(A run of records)
□ □ □
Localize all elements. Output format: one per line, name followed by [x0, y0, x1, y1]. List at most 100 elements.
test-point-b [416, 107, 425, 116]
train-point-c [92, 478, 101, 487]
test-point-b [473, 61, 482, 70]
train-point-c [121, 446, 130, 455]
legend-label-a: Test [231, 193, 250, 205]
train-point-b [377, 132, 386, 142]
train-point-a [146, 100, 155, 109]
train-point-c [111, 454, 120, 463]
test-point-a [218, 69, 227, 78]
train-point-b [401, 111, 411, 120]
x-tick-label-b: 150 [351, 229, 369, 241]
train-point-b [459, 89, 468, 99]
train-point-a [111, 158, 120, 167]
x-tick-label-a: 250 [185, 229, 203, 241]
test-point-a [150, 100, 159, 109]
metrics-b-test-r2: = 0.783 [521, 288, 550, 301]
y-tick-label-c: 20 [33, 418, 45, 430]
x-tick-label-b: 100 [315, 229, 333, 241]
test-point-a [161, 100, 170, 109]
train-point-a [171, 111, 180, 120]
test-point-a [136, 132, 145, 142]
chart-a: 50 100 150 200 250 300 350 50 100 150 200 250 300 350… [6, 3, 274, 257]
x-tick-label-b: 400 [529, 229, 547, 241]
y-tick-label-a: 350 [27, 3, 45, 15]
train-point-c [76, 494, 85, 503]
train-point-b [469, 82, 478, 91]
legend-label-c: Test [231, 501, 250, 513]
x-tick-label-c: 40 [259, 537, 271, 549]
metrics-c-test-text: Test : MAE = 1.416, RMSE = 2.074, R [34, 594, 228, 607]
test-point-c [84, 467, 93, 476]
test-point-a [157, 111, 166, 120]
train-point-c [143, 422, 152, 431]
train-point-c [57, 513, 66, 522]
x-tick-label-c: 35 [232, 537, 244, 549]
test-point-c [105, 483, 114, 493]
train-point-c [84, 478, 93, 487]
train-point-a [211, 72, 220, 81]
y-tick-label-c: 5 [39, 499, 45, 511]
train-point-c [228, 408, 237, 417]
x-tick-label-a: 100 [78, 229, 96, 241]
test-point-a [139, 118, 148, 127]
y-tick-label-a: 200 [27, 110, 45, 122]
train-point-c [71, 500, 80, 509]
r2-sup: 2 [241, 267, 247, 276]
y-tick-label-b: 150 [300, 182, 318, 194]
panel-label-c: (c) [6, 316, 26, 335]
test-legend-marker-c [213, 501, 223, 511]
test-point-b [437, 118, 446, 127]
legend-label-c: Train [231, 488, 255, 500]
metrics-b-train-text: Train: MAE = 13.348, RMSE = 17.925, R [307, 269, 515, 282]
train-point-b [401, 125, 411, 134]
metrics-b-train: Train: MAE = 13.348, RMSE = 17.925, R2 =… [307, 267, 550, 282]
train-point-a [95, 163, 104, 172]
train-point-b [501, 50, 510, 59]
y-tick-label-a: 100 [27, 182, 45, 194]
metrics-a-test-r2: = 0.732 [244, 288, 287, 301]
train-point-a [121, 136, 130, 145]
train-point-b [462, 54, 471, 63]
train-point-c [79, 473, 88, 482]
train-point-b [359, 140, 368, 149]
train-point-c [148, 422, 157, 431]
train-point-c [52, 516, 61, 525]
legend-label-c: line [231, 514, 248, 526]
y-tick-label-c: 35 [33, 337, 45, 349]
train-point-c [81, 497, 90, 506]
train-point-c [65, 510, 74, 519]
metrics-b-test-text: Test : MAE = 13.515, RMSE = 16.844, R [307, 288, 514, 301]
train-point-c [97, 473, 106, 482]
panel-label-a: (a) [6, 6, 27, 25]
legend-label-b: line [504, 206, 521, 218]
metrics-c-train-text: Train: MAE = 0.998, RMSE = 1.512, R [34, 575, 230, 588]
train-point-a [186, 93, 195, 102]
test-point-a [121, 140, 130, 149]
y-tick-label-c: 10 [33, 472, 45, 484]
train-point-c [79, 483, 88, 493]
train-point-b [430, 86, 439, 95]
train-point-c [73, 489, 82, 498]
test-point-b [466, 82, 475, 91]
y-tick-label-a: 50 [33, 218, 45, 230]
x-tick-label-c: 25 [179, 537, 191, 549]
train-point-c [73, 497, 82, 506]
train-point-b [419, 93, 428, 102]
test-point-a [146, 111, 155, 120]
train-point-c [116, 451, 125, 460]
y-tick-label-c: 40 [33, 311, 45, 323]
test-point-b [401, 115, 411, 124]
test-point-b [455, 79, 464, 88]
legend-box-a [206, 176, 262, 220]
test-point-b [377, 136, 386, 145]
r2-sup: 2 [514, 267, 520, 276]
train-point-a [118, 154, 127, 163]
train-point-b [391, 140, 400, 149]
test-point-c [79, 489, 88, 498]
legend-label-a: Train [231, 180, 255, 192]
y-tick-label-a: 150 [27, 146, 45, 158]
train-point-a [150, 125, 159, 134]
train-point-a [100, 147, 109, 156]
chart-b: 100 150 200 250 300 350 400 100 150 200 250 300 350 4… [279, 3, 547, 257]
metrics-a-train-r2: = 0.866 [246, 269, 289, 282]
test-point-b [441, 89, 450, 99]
□ □ □
* [Instructions for the task] Reproduce the data above with every occurrence of "x-tick-label-c" renamed to "x-axis-tick-c", leaving everything else unchanged.

* [Solution to the problem]
Localize all elements. Output format: one per line, name followed by [x0, y0, x1, y1]. List at most 100 elements.
test-point-b [416, 107, 425, 116]
train-point-c [92, 478, 101, 487]
test-point-b [473, 61, 482, 70]
train-point-c [121, 446, 130, 455]
legend-label-a: Test [231, 193, 250, 205]
train-point-b [377, 132, 386, 142]
train-point-a [146, 100, 155, 109]
train-point-c [111, 454, 120, 463]
test-point-a [218, 69, 227, 78]
train-point-b [401, 111, 411, 120]
x-tick-label-b: 150 [351, 229, 369, 241]
train-point-b [459, 89, 468, 99]
train-point-a [111, 158, 120, 167]
x-tick-label-a: 250 [185, 229, 203, 241]
test-point-a [150, 100, 159, 109]
metrics-b-test-r2: = 0.783 [521, 288, 550, 301]
y-tick-label-c: 20 [33, 418, 45, 430]
x-tick-label-b: 100 [315, 229, 333, 241]
test-point-a [161, 100, 170, 109]
train-point-a [171, 111, 180, 120]
test-point-a [136, 132, 145, 142]
chart-a: 50 100 150 200 250 300 350 50 100 150 200 250 300 350… [6, 3, 274, 257]
x-tick-label-b: 400 [529, 229, 547, 241]
y-tick-label-a: 350 [27, 3, 45, 15]
train-point-c [76, 494, 85, 503]
train-point-b [469, 82, 478, 91]
legend-label-c: Test [231, 501, 250, 513]
x-axis-tick-c: 40 [259, 537, 271, 549]
metrics-c-test-text: Test : MAE = 1.416, RMSE = 2.074, R [34, 594, 228, 607]
test-point-c [84, 467, 93, 476]
test-point-a [157, 111, 166, 120]
train-point-c [143, 422, 152, 431]
train-point-c [57, 513, 66, 522]
x-axis-tick-c: 35 [232, 537, 244, 549]
test-point-c [105, 483, 114, 493]
train-point-c [84, 478, 93, 487]
train-point-a [211, 72, 220, 81]
y-tick-label-c: 5 [39, 499, 45, 511]
train-point-c [228, 408, 237, 417]
x-tick-label-a: 100 [78, 229, 96, 241]
test-point-a [139, 118, 148, 127]
y-tick-label-a: 200 [27, 110, 45, 122]
train-point-c [71, 500, 80, 509]
r2-sup: 2 [241, 267, 247, 276]
y-tick-label-b: 150 [300, 182, 318, 194]
panel-label-c: (c) [6, 316, 26, 335]
test-legend-marker-c [213, 501, 223, 511]
test-point-b [437, 118, 446, 127]
legend-label-c: Train [231, 488, 255, 500]
metrics-b-train-text: Train: MAE = 13.348, RMSE = 17.925, R [307, 269, 515, 282]
train-point-b [401, 125, 411, 134]
metrics-b-train: Train: MAE = 13.348, RMSE = 17.925, R2 =… [307, 267, 550, 282]
train-point-a [95, 163, 104, 172]
train-point-b [501, 50, 510, 59]
y-tick-label-a: 100 [27, 182, 45, 194]
metrics-a-test-r2: = 0.732 [244, 288, 287, 301]
train-point-a [121, 136, 130, 145]
train-point-b [462, 54, 471, 63]
train-point-c [79, 473, 88, 482]
train-point-b [359, 140, 368, 149]
train-point-c [148, 422, 157, 431]
train-point-c [52, 516, 61, 525]
legend-label-c: line [231, 514, 248, 526]
y-tick-label-c: 35 [33, 337, 45, 349]
train-point-c [81, 497, 90, 506]
train-point-c [65, 510, 74, 519]
metrics-b-test-text: Test : MAE = 13.515, RMSE = 16.844, R [307, 288, 514, 301]
train-point-c [97, 473, 106, 482]
panel-label-a: (a) [6, 6, 27, 25]
legend-label-b: line [504, 206, 521, 218]
metrics-c-train-text: Train: MAE = 0.998, RMSE = 1.512, R [34, 575, 230, 588]
train-point-a [186, 93, 195, 102]
test-point-a [121, 140, 130, 149]
y-tick-label-c: 10 [33, 472, 45, 484]
train-point-c [79, 483, 88, 493]
train-point-b [430, 86, 439, 95]
train-point-c [73, 489, 82, 498]
test-point-b [466, 82, 475, 91]
y-tick-label-a: 50 [33, 218, 45, 230]
x-axis-tick-c: 25 [179, 537, 191, 549]
train-point-c [73, 497, 82, 506]
train-point-b [419, 93, 428, 102]
test-point-a [146, 111, 155, 120]
train-point-c [116, 451, 125, 460]
y-tick-label-c: 40 [33, 311, 45, 323]
test-point-b [401, 115, 411, 124]
test-point-b [455, 79, 464, 88]
legend-box-a [206, 176, 262, 220]
test-point-b [377, 136, 386, 145]
r2-sup: 2 [514, 267, 520, 276]
train-point-a [118, 154, 127, 163]
train-point-b [391, 140, 400, 149]
test-point-c [79, 489, 88, 498]
legend-label-a: Train [231, 180, 255, 192]
y-tick-label-a: 150 [27, 146, 45, 158]
train-point-a [150, 125, 159, 134]
train-point-a [100, 147, 109, 156]
chart-b: 100 150 200 250 300 350 400 100 150 200 250 300 350 4… [279, 3, 547, 257]
metrics-a-train-r2: = 0.866 [246, 269, 289, 282]
test-point-b [441, 89, 450, 99]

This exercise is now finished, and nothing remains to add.